((

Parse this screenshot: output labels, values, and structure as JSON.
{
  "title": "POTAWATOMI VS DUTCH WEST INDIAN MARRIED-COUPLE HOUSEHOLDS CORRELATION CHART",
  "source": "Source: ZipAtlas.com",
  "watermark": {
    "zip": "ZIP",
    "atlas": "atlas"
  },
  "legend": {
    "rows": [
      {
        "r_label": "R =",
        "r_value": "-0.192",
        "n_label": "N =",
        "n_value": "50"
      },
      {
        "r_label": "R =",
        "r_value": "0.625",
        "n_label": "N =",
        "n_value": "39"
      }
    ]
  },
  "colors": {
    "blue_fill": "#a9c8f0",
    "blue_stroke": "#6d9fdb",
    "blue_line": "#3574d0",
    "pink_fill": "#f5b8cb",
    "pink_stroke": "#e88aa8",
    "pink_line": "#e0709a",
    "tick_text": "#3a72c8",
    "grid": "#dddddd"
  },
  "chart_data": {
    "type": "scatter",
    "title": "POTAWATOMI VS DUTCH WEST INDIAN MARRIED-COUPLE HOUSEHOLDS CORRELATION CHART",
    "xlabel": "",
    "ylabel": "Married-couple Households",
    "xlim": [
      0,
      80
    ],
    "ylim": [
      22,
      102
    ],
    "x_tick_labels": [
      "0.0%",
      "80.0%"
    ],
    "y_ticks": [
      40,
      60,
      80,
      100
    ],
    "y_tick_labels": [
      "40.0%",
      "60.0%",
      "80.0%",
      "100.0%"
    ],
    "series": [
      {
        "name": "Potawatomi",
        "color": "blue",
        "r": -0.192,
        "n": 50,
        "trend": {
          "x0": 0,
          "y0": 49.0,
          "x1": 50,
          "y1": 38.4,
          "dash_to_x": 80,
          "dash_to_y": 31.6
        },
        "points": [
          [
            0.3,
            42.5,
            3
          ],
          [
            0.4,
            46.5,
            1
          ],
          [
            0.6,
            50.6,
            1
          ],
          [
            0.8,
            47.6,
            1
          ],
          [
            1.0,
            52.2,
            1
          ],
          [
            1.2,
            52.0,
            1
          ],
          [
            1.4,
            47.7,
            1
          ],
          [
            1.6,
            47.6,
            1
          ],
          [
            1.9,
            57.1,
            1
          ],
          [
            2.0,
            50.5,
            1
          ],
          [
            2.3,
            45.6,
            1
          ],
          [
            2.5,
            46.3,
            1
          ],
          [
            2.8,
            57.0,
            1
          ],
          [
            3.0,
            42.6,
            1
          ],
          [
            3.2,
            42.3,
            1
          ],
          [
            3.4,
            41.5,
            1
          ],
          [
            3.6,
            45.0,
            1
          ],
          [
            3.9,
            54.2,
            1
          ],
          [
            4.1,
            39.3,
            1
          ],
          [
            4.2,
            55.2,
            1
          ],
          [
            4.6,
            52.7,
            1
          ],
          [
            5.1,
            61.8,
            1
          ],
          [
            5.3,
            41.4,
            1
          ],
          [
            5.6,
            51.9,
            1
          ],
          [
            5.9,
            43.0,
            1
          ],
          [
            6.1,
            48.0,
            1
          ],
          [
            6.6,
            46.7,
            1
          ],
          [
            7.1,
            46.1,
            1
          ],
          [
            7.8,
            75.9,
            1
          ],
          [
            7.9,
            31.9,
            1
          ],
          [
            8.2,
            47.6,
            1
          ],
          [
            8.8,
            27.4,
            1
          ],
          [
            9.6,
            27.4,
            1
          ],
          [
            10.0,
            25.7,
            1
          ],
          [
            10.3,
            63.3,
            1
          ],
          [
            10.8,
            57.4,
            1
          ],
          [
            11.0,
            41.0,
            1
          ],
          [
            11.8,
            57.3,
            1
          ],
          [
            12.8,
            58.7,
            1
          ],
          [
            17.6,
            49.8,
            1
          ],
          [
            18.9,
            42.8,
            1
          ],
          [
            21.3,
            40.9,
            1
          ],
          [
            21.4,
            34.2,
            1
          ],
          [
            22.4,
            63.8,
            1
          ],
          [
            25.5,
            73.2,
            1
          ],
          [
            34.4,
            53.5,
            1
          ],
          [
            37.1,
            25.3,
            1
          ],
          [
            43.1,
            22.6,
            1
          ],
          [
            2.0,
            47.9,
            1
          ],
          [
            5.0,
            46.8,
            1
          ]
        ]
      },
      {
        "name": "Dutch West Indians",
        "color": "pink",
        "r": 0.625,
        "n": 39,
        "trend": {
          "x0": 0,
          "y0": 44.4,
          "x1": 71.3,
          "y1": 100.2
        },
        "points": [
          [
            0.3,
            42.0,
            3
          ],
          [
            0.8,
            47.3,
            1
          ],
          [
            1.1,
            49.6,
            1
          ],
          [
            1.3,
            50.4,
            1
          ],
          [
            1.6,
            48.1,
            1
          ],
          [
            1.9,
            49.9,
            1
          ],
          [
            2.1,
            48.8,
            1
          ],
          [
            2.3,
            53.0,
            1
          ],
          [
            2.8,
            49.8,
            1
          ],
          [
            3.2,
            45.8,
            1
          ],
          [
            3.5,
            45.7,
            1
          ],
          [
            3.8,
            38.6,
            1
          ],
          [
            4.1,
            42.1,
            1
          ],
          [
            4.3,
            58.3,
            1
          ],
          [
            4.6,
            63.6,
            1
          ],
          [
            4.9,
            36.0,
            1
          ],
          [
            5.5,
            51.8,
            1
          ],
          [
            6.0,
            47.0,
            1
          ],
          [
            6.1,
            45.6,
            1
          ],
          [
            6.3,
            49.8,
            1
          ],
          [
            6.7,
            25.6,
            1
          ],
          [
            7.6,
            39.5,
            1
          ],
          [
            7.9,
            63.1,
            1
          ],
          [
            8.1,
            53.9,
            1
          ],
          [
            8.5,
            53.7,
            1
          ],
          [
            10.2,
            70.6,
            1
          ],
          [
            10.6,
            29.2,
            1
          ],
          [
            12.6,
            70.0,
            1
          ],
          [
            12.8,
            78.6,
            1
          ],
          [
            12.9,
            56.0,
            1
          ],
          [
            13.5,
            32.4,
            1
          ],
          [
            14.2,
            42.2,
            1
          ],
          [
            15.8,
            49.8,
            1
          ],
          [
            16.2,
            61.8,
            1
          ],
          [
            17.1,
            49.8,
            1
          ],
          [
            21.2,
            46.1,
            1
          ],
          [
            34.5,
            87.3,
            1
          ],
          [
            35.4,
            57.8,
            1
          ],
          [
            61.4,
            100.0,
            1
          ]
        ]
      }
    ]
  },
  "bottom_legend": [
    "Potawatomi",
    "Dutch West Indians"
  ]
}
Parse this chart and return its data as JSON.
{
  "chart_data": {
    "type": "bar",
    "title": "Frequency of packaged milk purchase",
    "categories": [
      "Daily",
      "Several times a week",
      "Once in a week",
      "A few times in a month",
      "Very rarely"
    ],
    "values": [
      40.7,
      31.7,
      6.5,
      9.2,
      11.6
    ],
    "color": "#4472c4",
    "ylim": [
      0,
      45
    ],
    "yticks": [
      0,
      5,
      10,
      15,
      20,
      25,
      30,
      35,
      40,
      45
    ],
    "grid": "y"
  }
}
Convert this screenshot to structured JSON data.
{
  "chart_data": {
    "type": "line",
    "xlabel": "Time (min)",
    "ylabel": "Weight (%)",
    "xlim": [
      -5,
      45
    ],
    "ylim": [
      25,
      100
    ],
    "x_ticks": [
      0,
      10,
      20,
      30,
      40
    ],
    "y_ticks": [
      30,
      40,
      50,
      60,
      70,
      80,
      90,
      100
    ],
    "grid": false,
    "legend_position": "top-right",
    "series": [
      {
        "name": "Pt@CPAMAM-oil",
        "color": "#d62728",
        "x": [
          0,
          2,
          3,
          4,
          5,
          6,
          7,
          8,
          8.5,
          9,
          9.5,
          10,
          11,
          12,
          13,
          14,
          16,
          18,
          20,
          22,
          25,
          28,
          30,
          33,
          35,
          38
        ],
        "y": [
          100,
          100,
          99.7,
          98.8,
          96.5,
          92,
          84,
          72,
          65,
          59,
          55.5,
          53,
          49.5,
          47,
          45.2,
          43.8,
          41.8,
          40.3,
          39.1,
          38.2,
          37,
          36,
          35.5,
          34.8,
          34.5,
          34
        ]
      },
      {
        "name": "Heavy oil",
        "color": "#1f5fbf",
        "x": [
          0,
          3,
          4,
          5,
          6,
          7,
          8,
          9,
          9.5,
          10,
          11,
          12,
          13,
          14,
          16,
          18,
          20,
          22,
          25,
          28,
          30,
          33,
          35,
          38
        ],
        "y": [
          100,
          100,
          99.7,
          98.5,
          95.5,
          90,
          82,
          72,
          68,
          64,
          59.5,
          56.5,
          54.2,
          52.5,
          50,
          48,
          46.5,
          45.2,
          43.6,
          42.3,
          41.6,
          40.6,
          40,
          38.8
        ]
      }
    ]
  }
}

))

● **WHAT IS EXPECTED**
List every line from the entries above in which "ylabel" appears.

● **ANSWER TO THIS TASK**
    "ylabel": "Married-couple Households",
    "ylabel": "Weight (%)",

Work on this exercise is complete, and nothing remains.